* Task directions *
Search the material for the string "exercises" and copy each line where it occurs.

** BEGIN Exercise materials **

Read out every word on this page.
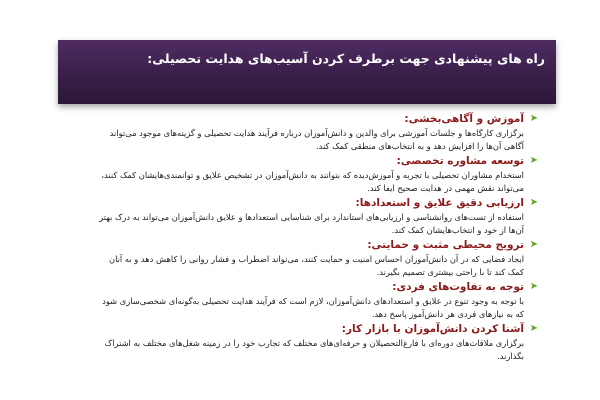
راه های پیشنهادی جهت برطرف کردن آسیب‌های هدایت تحصیلی:
➤
آموزش و آگاهی‌بخشی:

برگزاری کارگاه‌ها و جلسات آموزشی برای والدین و دانش‌آموزان درباره فرآیند هدایت تحصیلی و گزینه‌های موجود می‌تواند آگاهی آن‌ها را افزایش دهد و به انتخاب‌های منطقی کمک کند.

➤
توسعه مشاوره تخصصی:

استخدام مشاوران تحصیلی با تجربه و آموزش‌دیده که بتوانند به دانش‌آموزان در تشخیص علایق و توانمندی‌هایشان کمک کنند، می‌تواند نقش مهمی در هدایت صحیح ایفا کند.

➤
ارزیابی دقیق علایق و استعدادها:

استفاده از تست‌های روانشناسی و ارزیابی‌های استاندارد برای شناسایی استعدادها و علایق دانش‌آموزان می‌تواند به درک بهتر آن‌ها از خود و انتخاب‌هایشان کمک کند.

➤
ترویج محیطی مثبت و حمایتی:

ایجاد فضایی که در آن دانش‌آموزان احساس امنیت و حمایت کنند، می‌تواند اضطراب و فشار روانی را کاهش دهد و به آنان کمک کند تا با راحتی بیشتری تصمیم بگیرند.

➤
توجه به تفاوت‌های فردی:

با توجه به وجود تنوع در علایق و استعدادهای دانش‌آموزان، لازم است که فرآیند هدایت تحصیلی به‌گونه‌ای شخصی‌سازی شود که به نیازهای فردی هر دانش‌آموز پاسخ دهد.

➤
آشنا کردن دانش‌آموزان با بازار کار:

برگزاری ملاقات‌های دوره‌ای با فارغ‌التحصیلان و حرفه‌ای‌های مختلف که تجارب خود را در زمینه شغل‌های مختلف به اشتراک بگذارند.
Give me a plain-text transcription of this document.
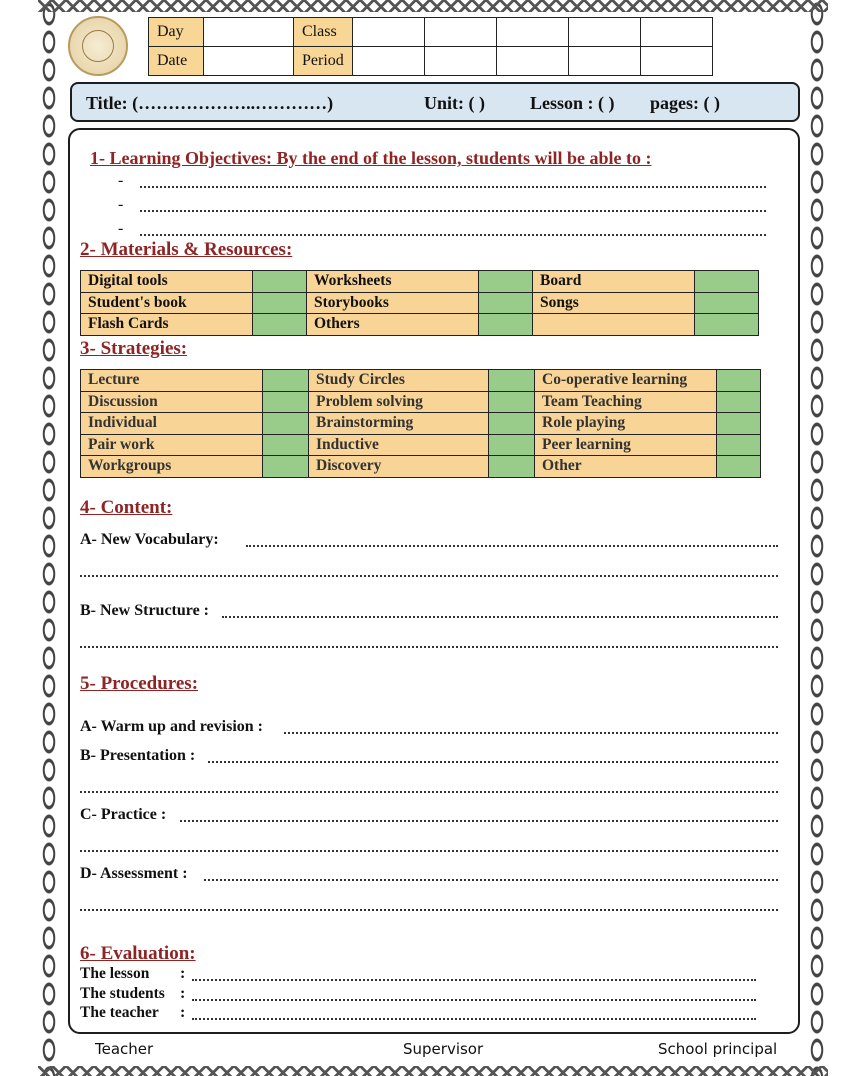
Day		Class					
Date		Period					
Title: (………………..…………)	Unit: ( )	Lesson : ( ) pages: ( )
1- Learning Objectives: By the end of the lesson, students will be able to :
-
-
-
2- Materials & Resources:
Digital tools		Worksheets		Board	
Student's book		Storybooks		Songs	
Flash Cards		Others			
3- Strategies:
Lecture		Study Circles		Co-operative learning	
Discussion		Problem solving		Team Teaching	
Individual		Brainstorming		Role playing	
Pair work		Inductive		Peer learning	
Workgroups		Discovery		Other	
4- Content:
A- New Vocabulary:
B- New Structure :
5- Procedures:
A- Warm up and revision :
B- Presentation :
C- Practice :
D- Assessment :
6- Evaluation:
The lesson :
The students :
The teacher :
Teacher	Supervisor	School principal
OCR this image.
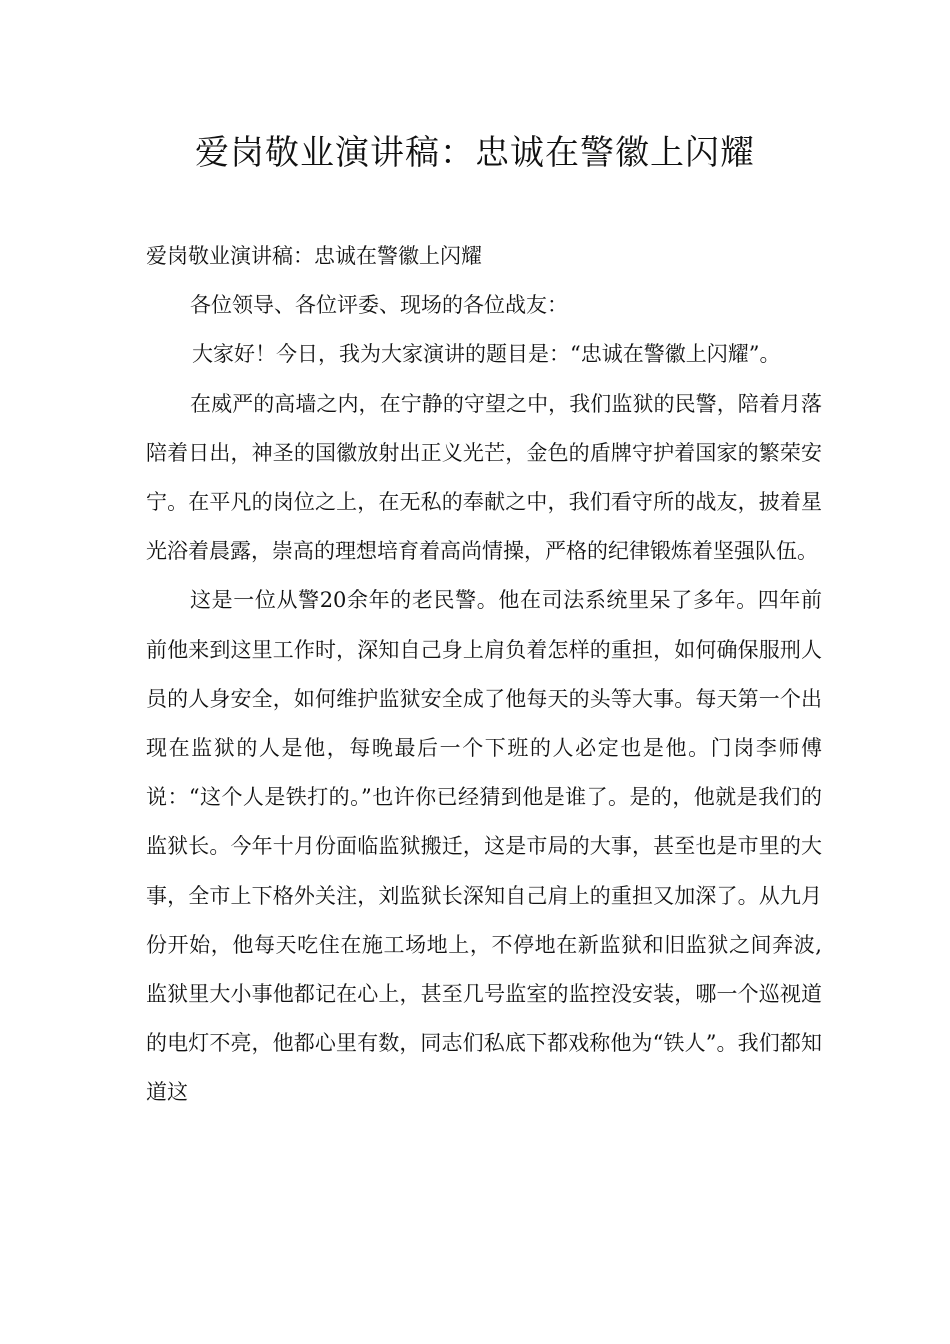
爱岗敬业演讲稿：忠诚在警徽上闪耀

爱岗敬业演讲稿：忠诚在警徽上闪耀

各位领导、各位评委、现场的各位战友：

大家好！今日，我为大家演讲的题目是：“忠诚在警徽上闪耀”。

在威严的高墙之内，在宁静的守望之中，我们监狱的民警，陪着月落陪着日出，神圣的国徽放射出正义光芒，金色的盾牌守护着国家的繁荣安宁。在平凡的岗位之上，在无私的奉献之中，我们看守所的战友，披着星光浴着晨露，崇高的理想培育着高尚情操，严格的纪律锻炼着坚强队伍。

这是一位从警20余年的老民警。他在司法系统里呆了多年。四年前前他来到这里工作时，深知自己身上肩负着怎样的重担，如何确保服刑人员的人身安全，如何维护监狱安全成了他每天的头等大事。每天第一个出现在监狱的人是他，每晚最后一个下班的人必定也是他。门岗李师傅说：“这个人是铁打的。”也许你已经猜到他是谁了。是的，他就是我们的监狱长。今年十月份面临监狱搬迁，这是市局的大事，甚至也是市里的大事，全市上下格外关注，刘监狱长深知自己肩上的重担又加深了。从九月份开始，他每天吃住在施工场地上，不停地在新监狱和旧监狱之间奔波,监狱里大小事他都记在心上，甚至几号监室的监控没安装，哪一个巡视道的电灯不亮，他都心里有数，同志们私底下都戏称他为“铁人”。我们都知道这
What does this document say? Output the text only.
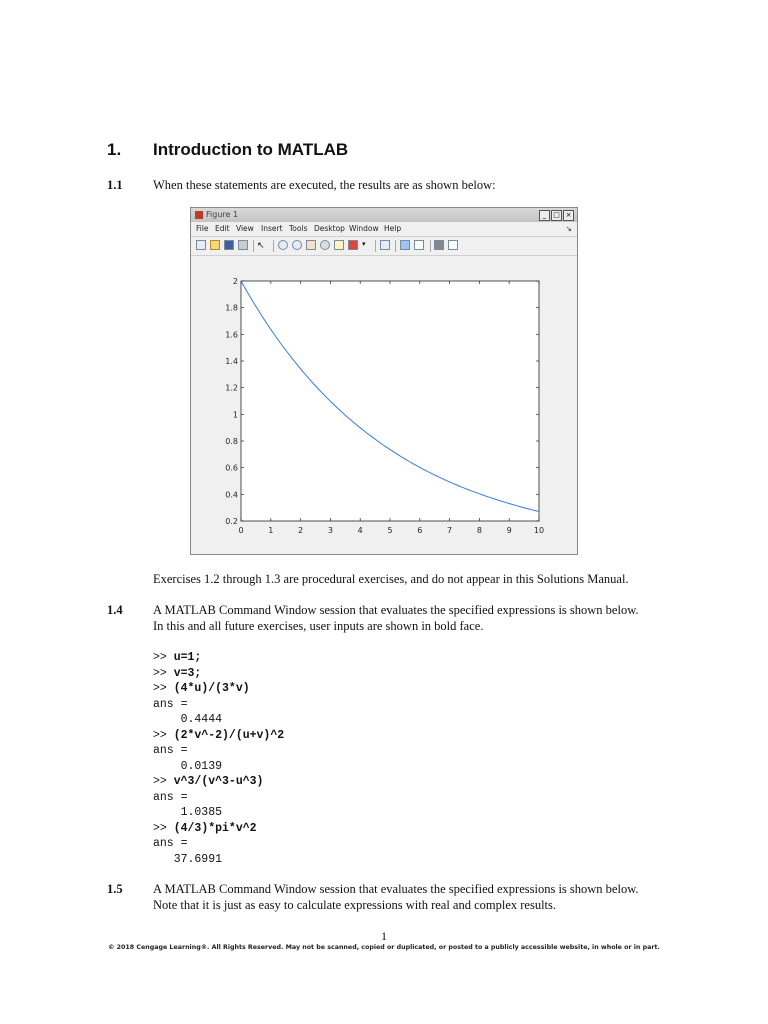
1. Introduction to MATLAB
1.1 When these statements are executed, the results are as shown below:
Figure 1	_ □ ×
File Edit View Insert Tools Desktop Window Help	↘
↖	▾
0	1	2	3	4	5	6	7	8	9	10
0.2
0.4
0.6
0.8
1
1.2
1.4
1.6
1.8
2
Exercises 1.2 through 1.3 are procedural exercises, and do not appear in this Solutions Manual.
1.4 A MATLAB Command Window session that evaluates the specified expressions is shown below.
In this and all future exercises, user inputs are shown in bold face.
>> u=1;
>> v=3;
>> (4*u)/(3*v)
ans =
0.4444
>> (2*v^-2)/(u+v)^2
ans =
0.0139
>> v^3/(v^3-u^3)
ans =
1.0385
>> (4/3)*pi*v^2
ans =
37.6991
1.5 A MATLAB Command Window session that evaluates the specified expressions is shown below.
Note that it is just as easy to calculate expressions with real and complex results.
1
© 2018 Cengage Learning®. All Rights Reserved. May not be scanned, copied or duplicated, or posted to a publicly accessible website, in whole or in part.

** END Exercise materials **

* Written answer *
Exercises 1.2 through 1.3 are procedural exercises, and do not appear in this Solutions Manual.
In this and all future exercises, user inputs are shown in bold face.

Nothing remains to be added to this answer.